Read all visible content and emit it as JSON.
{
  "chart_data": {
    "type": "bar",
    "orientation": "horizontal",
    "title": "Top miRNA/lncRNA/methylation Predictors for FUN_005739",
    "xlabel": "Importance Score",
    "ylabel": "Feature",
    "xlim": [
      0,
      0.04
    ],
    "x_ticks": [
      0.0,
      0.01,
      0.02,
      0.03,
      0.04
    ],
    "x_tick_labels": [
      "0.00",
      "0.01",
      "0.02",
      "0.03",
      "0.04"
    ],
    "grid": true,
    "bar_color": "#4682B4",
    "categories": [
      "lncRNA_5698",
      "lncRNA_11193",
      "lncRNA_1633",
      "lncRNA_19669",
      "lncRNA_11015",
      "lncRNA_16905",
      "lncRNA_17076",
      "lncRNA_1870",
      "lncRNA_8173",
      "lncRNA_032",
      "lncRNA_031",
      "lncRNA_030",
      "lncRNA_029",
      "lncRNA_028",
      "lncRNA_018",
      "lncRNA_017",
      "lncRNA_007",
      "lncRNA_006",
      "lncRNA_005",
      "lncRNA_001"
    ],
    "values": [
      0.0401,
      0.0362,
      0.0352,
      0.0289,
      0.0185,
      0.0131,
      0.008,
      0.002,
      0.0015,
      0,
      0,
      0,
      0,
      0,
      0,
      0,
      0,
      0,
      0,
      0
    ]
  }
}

##########

## PROBLEM DETAILS
Print the records above in full, exactly.

## FINAL RESULT
Read all visible content and emit it as JSON.
{
  "chart_data": {
    "type": "bar",
    "orientation": "horizontal",
    "title": "Top miRNA/lncRNA/methylation Predictors for FUN_005739",
    "xlabel": "Importance Score",
    "ylabel": "Feature",
    "xlim": [
      0,
      0.04
    ],
    "x_ticks": [
      0.0,
      0.01,
      0.02,
      0.03,
      0.04
    ],
    "x_tick_labels": [
      "0.00",
      "0.01",
      "0.02",
      "0.03",
      "0.04"
    ],
    "grid": true,
    "bar_color": "#4682B4",
    "categories": [
      "lncRNA_5698",
      "lncRNA_11193",
      "lncRNA_1633",
      "lncRNA_19669",
      "lncRNA_11015",
      "lncRNA_16905",
      "lncRNA_17076",
      "lncRNA_1870",
      "lncRNA_8173",
      "lncRNA_032",
      "lncRNA_031",
      "lncRNA_030",
      "lncRNA_029",
      "lncRNA_028",
      "lncRNA_018",
      "lncRNA_017",
      "lncRNA_007",
      "lncRNA_006",
      "lncRNA_005",
      "lncRNA_001"
    ],
    "values": [
      0.0401,
      0.0362,
      0.0352,
      0.0289,
      0.0185,
      0.0131,
      0.008,
      0.002,
      0.0015,
      0,
      0,
      0,
      0,
      0,
      0,
      0,
      0,
      0,
      0,
      0
    ]
  }
}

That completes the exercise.